• **Task requirements**:
Find the word "Probleme" in the data. Return every line where it appears.

++++++

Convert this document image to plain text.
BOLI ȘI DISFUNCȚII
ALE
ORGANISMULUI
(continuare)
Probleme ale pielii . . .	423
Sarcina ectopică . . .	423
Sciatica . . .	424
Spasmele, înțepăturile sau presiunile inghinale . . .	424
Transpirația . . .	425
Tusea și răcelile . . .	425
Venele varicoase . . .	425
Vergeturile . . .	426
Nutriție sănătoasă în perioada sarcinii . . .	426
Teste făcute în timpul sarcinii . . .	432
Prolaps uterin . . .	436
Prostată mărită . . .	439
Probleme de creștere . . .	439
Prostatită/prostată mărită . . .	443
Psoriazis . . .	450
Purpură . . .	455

++++++

• **Written answer**:
Probleme ale pielii . . .	423
Probleme de creștere . . .	439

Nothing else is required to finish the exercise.